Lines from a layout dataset

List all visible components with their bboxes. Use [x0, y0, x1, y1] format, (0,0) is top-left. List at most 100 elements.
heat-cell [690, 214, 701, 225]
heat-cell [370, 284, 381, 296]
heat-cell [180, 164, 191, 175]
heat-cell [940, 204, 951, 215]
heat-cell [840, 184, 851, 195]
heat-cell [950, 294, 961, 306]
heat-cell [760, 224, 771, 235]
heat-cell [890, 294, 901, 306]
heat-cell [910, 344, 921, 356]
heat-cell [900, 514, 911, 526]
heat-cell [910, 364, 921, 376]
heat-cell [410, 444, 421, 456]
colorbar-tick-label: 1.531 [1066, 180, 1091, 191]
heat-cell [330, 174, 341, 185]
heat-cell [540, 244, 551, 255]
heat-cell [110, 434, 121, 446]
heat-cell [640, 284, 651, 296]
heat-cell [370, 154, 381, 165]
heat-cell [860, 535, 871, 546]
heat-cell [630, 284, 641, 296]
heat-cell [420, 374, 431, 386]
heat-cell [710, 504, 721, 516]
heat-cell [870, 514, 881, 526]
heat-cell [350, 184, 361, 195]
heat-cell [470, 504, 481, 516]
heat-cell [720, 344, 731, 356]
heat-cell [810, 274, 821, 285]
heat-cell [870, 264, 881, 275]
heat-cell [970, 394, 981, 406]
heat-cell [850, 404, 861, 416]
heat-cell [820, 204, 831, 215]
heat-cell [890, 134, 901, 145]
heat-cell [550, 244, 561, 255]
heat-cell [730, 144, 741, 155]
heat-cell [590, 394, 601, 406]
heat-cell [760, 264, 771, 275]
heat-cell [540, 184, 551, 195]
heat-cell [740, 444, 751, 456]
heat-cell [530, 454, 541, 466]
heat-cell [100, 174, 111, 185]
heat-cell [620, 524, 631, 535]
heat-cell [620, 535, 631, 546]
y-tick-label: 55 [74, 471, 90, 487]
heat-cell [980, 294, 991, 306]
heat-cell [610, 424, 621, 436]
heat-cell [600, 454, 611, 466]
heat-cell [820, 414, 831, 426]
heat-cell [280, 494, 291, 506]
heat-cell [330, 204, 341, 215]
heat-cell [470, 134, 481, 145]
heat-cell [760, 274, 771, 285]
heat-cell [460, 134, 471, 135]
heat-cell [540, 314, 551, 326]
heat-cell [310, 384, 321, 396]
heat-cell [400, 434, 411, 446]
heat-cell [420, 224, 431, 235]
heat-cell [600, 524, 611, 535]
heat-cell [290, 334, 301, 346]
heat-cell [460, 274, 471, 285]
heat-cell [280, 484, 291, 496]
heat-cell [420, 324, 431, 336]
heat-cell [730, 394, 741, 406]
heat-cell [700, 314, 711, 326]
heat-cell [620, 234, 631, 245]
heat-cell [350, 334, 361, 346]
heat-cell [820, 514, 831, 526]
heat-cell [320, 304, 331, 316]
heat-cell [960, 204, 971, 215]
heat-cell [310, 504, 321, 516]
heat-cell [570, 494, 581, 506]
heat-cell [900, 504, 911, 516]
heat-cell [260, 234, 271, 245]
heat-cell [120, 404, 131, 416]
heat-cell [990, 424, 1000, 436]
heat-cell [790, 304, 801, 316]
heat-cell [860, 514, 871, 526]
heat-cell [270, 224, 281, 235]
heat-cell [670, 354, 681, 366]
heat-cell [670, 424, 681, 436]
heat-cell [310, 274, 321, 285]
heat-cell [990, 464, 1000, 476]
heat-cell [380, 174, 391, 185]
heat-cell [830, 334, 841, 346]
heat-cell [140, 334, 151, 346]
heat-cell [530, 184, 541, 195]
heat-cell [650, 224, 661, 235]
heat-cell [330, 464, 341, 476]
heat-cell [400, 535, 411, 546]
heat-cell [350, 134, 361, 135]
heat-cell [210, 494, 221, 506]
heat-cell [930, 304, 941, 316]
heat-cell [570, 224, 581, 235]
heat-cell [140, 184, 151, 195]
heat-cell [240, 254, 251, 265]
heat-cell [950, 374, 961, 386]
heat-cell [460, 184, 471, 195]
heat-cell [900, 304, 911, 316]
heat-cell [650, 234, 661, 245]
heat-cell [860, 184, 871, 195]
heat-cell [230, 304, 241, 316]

# GIVEN EXERCISE:
Present every line above as a Markdown table with two columns, Row and Line, numbering each line in order and omitting any blank ones.

# RESULT OF THE TASK:
| Row | Line |
|---|---|
| 1 | List all visible components with their bboxes. Use [x0, y0, x1, y1] format, (0,0) is top-left. List at most 100 elements. |
| 2 | heat-cell [690, 214, 701, 225] |
| 3 | heat-cell [370, 284, 381, 296] |
| 4 | heat-cell [180, 164, 191, 175] |
| 5 | heat-cell [940, 204, 951, 215] |
| 6 | heat-cell [840, 184, 851, 195] |
| 7 | heat-cell [950, 294, 961, 306] |
| 8 | heat-cell [760, 224, 771, 235] |
| 9 | heat-cell [890, 294, 901, 306] |
| 10 | heat-cell [910, 344, 921, 356] |
| 11 | heat-cell [900, 514, 911, 526] |
| 12 | heat-cell [910, 364, 921, 376] |
| 13 | heat-cell [410, 444, 421, 456] |
| 14 | colorbar-tick-label: 1.531 [1066, 180, 1091, 191] |
| 15 | heat-cell [330, 174, 341, 185] |
| 16 | heat-cell [540, 244, 551, 255] |
| 17 | heat-cell [110, 434, 121, 446] |
| 18 | heat-cell [640, 284, 651, 296] |
| 19 | heat-cell [370, 154, 381, 165] |
| 20 | heat-cell [860, 535, 871, 546] |
| 21 | heat-cell [630, 284, 641, 296] |
| 22 | heat-cell [420, 374, 431, 386] |
| 23 | heat-cell [710, 504, 721, 516] |
| 24 | heat-cell [870, 514, 881, 526] |
| 25 | heat-cell [350, 184, 361, 195] |
| 26 | heat-cell [470, 504, 481, 516] |
| 27 | heat-cell [720, 344, 731, 356] |
| 28 | heat-cell [810, 274, 821, 285] |
| 29 | heat-cell [870, 264, 881, 275] |
| 30 | heat-cell [970, 394, 981, 406] |
| 31 | heat-cell [850, 404, 861, 416] |
| 32 | heat-cell [820, 204, 831, 215] |
| 33 | heat-cell [890, 134, 901, 145] |
| 34 | heat-cell [550, 244, 561, 255] |
| 35 | heat-cell [730, 144, 741, 155] |
| 36 | heat-cell [590, 394, 601, 406] |
| 37 | heat-cell [760, 264, 771, 275] |
| 38 | heat-cell [540, 184, 551, 195] |
| 39 | heat-cell [740, 444, 751, 456] |
| 40 | heat-cell [530, 454, 541, 466] |
| 41 | heat-cell [100, 174, 111, 185] |
| 42 | heat-cell [620, 524, 631, 535] |
| 43 | heat-cell [620, 535, 631, 546] |
| 44 | y-tick-label: 55 [74, 471, 90, 487] |
| 45 | heat-cell [980, 294, 991, 306] |
| 46 | heat-cell [610, 424, 621, 436] |
| 47 | heat-cell [600, 454, 611, 466] |
| 48 | heat-cell [820, 414, 831, 426] |
| 49 | heat-cell [280, 494, 291, 506] |
| 50 | heat-cell [330, 204, 341, 215] |
| 51 | heat-cell [470, 134, 481, 145] |
| 52 | heat-cell [760, 274, 771, 285] |
| 53 | heat-cell [460, 134, 471, 135] |
| 54 | heat-cell [540, 314, 551, 326] |
| 55 | heat-cell [310, 384, 321, 396] |
| 56 | heat-cell [400, 434, 411, 446] |
| 57 | heat-cell [420, 224, 431, 235] |
| 58 | heat-cell [600, 524, 611, 535] |
| 59 | heat-cell [290, 334, 301, 346] |
| 60 | heat-cell [460, 274, 471, 285] |
| 61 | heat-cell [280, 484, 291, 496] |
| 62 | heat-cell [420, 324, 431, 336] |
| 63 | heat-cell [730, 394, 741, 406] |
| 64 | heat-cell [700, 314, 711, 326] |
| 65 | heat-cell [620, 234, 631, 245] |
| 66 | heat-cell [350, 334, 361, 346] |
| 67 | heat-cell [820, 514, 831, 526] |
| 68 | heat-cell [320, 304, 331, 316] |
| 69 | heat-cell [960, 204, 971, 215] |
| 70 | heat-cell [310, 504, 321, 516] |
| 71 | heat-cell [570, 494, 581, 506] |
| 72 | heat-cell [900, 504, 911, 516] |
| 73 | heat-cell [260, 234, 271, 245] |
| 74 | heat-cell [120, 404, 131, 416] |
| 75 | heat-cell [990, 424, 1000, 436] |
| 76 | heat-cell [790, 304, 801, 316] |
| 77 | heat-cell [860, 514, 871, 526] |
| 78 | heat-cell [270, 224, 281, 235] |
| 79 | heat-cell [670, 354, 681, 366] |
| 80 | heat-cell [670, 424, 681, 436] |
| 81 | heat-cell [310, 274, 321, 285] |
| 82 | heat-cell [990, 464, 1000, 476] |
| 83 | heat-cell [380, 174, 391, 185] |
| 84 | heat-cell [830, 334, 841, 346] |
| 85 | heat-cell [140, 334, 151, 346] |
| 86 | heat-cell [530, 184, 541, 195] |
| 87 | heat-cell [650, 224, 661, 235] |
| 88 | heat-cell [330, 464, 341, 476] |
| 89 | heat-cell [400, 535, 411, 546] |
| 90 | heat-cell [350, 134, 361, 135] |
| 91 | heat-cell [210, 494, 221, 506] |
| 92 | heat-cell [930, 304, 941, 316] |
| 93 | heat-cell [570, 224, 581, 235] |
| 94 | heat-cell [140, 184, 151, 195] |
| 95 | heat-cell [240, 254, 251, 265] |
| 96 | heat-cell [950, 374, 961, 386] |
| 97 | heat-cell [460, 184, 471, 195] |
| 98 | heat-cell [900, 304, 911, 316] |
| 99 | heat-cell [650, 234, 661, 245] |
| 100 | heat-cell [860, 184, 871, 195] |
| 101 | heat-cell [230, 304, 241, 316] |